- STATED TASK: Restate the entire listing word for word.

- SUPPLIED RECORDS:
↓↓↓

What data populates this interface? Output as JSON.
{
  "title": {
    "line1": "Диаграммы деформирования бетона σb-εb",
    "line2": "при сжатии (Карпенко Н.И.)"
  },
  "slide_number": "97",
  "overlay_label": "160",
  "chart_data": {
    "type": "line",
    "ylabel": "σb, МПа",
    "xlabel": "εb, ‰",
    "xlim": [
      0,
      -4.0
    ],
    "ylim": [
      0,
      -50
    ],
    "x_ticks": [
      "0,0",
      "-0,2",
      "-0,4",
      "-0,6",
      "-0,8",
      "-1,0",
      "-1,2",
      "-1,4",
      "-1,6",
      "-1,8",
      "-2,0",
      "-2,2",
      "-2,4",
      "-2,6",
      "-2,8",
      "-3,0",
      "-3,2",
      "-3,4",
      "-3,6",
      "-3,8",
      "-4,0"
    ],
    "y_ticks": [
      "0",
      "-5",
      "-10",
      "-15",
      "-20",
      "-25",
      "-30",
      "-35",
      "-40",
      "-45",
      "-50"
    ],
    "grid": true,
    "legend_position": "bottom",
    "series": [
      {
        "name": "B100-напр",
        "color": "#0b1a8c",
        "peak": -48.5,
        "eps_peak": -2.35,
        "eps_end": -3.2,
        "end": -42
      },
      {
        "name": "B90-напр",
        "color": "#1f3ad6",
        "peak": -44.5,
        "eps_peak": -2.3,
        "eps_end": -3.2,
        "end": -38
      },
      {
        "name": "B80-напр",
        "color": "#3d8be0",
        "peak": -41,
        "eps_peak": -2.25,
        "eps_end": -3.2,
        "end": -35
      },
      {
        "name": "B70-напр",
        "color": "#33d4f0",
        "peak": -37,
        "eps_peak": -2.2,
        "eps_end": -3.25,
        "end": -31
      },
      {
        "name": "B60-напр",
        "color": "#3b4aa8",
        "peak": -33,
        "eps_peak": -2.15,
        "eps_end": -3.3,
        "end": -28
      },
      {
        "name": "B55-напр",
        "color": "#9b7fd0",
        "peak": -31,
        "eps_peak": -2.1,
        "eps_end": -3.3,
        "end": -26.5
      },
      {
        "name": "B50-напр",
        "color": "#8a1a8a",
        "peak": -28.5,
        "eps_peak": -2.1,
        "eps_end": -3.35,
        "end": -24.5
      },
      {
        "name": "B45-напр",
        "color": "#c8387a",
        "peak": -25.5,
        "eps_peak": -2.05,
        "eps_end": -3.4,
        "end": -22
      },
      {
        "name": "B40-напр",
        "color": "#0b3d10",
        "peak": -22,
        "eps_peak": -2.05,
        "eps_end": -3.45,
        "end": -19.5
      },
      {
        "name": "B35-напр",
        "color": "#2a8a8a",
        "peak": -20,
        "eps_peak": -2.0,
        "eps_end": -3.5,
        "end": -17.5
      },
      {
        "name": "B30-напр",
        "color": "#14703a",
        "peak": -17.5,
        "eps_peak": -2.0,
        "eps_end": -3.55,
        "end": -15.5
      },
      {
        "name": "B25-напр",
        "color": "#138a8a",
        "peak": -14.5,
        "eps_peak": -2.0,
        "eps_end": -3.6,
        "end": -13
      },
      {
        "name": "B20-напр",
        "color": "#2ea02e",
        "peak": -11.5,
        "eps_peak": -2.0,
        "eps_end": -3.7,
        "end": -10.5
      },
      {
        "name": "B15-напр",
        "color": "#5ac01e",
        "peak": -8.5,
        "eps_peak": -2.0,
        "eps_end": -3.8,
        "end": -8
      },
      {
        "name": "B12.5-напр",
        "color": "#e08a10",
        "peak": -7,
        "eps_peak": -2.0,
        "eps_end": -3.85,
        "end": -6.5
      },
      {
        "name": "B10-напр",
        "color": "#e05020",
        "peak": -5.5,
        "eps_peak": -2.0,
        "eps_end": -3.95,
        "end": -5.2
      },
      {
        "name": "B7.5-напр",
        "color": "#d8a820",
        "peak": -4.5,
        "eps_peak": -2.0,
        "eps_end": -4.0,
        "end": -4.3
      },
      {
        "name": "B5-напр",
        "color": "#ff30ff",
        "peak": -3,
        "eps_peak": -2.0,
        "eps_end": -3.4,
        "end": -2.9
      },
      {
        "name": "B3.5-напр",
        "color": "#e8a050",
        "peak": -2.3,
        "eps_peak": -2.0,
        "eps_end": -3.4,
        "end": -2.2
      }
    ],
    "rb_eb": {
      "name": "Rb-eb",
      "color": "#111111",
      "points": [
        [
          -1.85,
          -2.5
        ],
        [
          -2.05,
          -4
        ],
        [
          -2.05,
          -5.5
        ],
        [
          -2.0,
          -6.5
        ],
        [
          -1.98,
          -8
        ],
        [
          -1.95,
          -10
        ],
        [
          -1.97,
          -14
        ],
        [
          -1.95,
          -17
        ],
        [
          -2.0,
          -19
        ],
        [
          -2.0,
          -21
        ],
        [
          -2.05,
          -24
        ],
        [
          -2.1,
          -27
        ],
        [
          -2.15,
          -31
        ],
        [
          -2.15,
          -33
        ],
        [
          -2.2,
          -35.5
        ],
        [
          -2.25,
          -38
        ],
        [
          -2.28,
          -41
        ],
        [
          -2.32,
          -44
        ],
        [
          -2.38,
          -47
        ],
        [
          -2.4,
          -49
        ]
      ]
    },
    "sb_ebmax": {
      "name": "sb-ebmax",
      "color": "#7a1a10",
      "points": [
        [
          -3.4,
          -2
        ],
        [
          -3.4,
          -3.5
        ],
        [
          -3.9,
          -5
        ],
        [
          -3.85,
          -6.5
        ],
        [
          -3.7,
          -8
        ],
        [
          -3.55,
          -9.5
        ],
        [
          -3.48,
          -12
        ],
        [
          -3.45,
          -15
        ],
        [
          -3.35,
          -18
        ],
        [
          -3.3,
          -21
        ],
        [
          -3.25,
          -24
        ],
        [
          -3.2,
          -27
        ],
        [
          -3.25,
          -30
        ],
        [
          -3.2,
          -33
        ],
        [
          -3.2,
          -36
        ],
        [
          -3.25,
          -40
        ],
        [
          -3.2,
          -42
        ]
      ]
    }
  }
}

↑↑↑

- THE SOLUTION:
What data populates this interface? Output as JSON.
{
  "title": {
    "line1": "Диаграммы деформирования бетона σb-εb",
    "line2": "при сжатии (Карпенко Н.И.)"
  },
  "slide_number": "97",
  "overlay_label": "160",
  "chart_data": {
    "type": "line",
    "ylabel": "σb, МПа",
    "xlabel": "εb, ‰",
    "xlim": [
      0,
      -4.0
    ],
    "ylim": [
      0,
      -50
    ],
    "x_ticks": [
      "0,0",
      "-0,2",
      "-0,4",
      "-0,6",
      "-0,8",
      "-1,0",
      "-1,2",
      "-1,4",
      "-1,6",
      "-1,8",
      "-2,0",
      "-2,2",
      "-2,4",
      "-2,6",
      "-2,8",
      "-3,0",
      "-3,2",
      "-3,4",
      "-3,6",
      "-3,8",
      "-4,0"
    ],
    "y_ticks": [
      "0",
      "-5",
      "-10",
      "-15",
      "-20",
      "-25",
      "-30",
      "-35",
      "-40",
      "-45",
      "-50"
    ],
    "grid": true,
    "legend_position": "bottom",
    "series": [
      {
        "name": "B100-напр",
        "color": "#0b1a8c",
        "peak": -48.5,
        "eps_peak": -2.35,
        "eps_end": -3.2,
        "end": -42
      },
      {
        "name": "B90-напр",
        "color": "#1f3ad6",
        "peak": -44.5,
        "eps_peak": -2.3,
        "eps_end": -3.2,
        "end": -38
      },
      {
        "name": "B80-напр",
        "color": "#3d8be0",
        "peak": -41,
        "eps_peak": -2.25,
        "eps_end": -3.2,
        "end": -35
      },
      {
        "name": "B70-напр",
        "color": "#33d4f0",
        "peak": -37,
        "eps_peak": -2.2,
        "eps_end": -3.25,
        "end": -31
      },
      {
        "name": "B60-напр",
        "color": "#3b4aa8",
        "peak": -33,
        "eps_peak": -2.15,
        "eps_end": -3.3,
        "end": -28
      },
      {
        "name": "B55-напр",
        "color": "#9b7fd0",
        "peak": -31,
        "eps_peak": -2.1,
        "eps_end": -3.3,
        "end": -26.5
      },
      {
        "name": "B50-напр",
        "color": "#8a1a8a",
        "peak": -28.5,
        "eps_peak": -2.1,
        "eps_end": -3.35,
        "end": -24.5
      },
      {
        "name": "B45-напр",
        "color": "#c8387a",
        "peak": -25.5,
        "eps_peak": -2.05,
        "eps_end": -3.4,
        "end": -22
      },
      {
        "name": "B40-напр",
        "color": "#0b3d10",
        "peak": -22,
        "eps_peak": -2.05,
        "eps_end": -3.45,
        "end": -19.5
      },
      {
        "name": "B35-напр",
        "color": "#2a8a8a",
        "peak": -20,
        "eps_peak": -2.0,
        "eps_end": -3.5,
        "end": -17.5
      },
      {
        "name": "B30-напр",
        "color": "#14703a",
        "peak": -17.5,
        "eps_peak": -2.0,
        "eps_end": -3.55,
        "end": -15.5
      },
      {
        "name": "B25-напр",
        "color": "#138a8a",
        "peak": -14.5,
        "eps_peak": -2.0,
        "eps_end": -3.6,
        "end": -13
      },
      {
        "name": "B20-напр",
        "color": "#2ea02e",
        "peak": -11.5,
        "eps_peak": -2.0,
        "eps_end": -3.7,
        "end": -10.5
      },
      {
        "name": "B15-напр",
        "color": "#5ac01e",
        "peak": -8.5,
        "eps_peak": -2.0,
        "eps_end": -3.8,
        "end": -8
      },
      {
        "name": "B12.5-напр",
        "color": "#e08a10",
        "peak": -7,
        "eps_peak": -2.0,
        "eps_end": -3.85,
        "end": -6.5
      },
      {
        "name": "B10-напр",
        "color": "#e05020",
        "peak": -5.5,
        "eps_peak": -2.0,
        "eps_end": -3.95,
        "end": -5.2
      },
      {
        "name": "B7.5-напр",
        "color": "#d8a820",
        "peak": -4.5,
        "eps_peak": -2.0,
        "eps_end": -4.0,
        "end": -4.3
      },
      {
        "name": "B5-напр",
        "color": "#ff30ff",
        "peak": -3,
        "eps_peak": -2.0,
        "eps_end": -3.4,
        "end": -2.9
      },
      {
        "name": "B3.5-напр",
        "color": "#e8a050",
        "peak": -2.3,
        "eps_peak": -2.0,
        "eps_end": -3.4,
        "end": -2.2
      }
    ],
    "rb_eb": {
      "name": "Rb-eb",
      "color": "#111111",
      "points": [
        [
          -1.85,
          -2.5
        ],
        [
          -2.05,
          -4
        ],
        [
          -2.05,
          -5.5
        ],
        [
          -2.0,
          -6.5
        ],
        [
          -1.98,
          -8
        ],
        [
          -1.95,
          -10
        ],
        [
          -1.97,
          -14
        ],
        [
          -1.95,
          -17
        ],
        [
          -2.0,
          -19
        ],
        [
          -2.0,
          -21
        ],
        [
          -2.05,
          -24
        ],
        [
          -2.1,
          -27
        ],
        [
          -2.15,
          -31
        ],
        [
          -2.15,
          -33
        ],
        [
          -2.2,
          -35.5
        ],
        [
          -2.25,
          -38
        ],
        [
          -2.28,
          -41
        ],
        [
          -2.32,
          -44
        ],
        [
          -2.38,
          -47
        ],
        [
          -2.4,
          -49
        ]
      ]
    },
    "sb_ebmax": {
      "name": "sb-ebmax",
      "color": "#7a1a10",
      "points": [
        [
          -3.4,
          -2
        ],
        [
          -3.4,
          -3.5
        ],
        [
          -3.9,
          -5
        ],
        [
          -3.85,
          -6.5
        ],
        [
          -3.7,
          -8
        ],
        [
          -3.55,
          -9.5
        ],
        [
          -3.48,
          -12
        ],
        [
          -3.45,
          -15
        ],
        [
          -3.35,
          -18
        ],
        [
          -3.3,
          -21
        ],
        [
          -3.25,
          -24
        ],
        [
          -3.2,
          -27
        ],
        [
          -3.25,
          -30
        ],
        [
          -3.2,
          -33
        ],
        [
          -3.2,
          -36
        ],
        [
          -3.25,
          -40
        ],
        [
          -3.2,
          -42
        ]
      ]
    }
  }
}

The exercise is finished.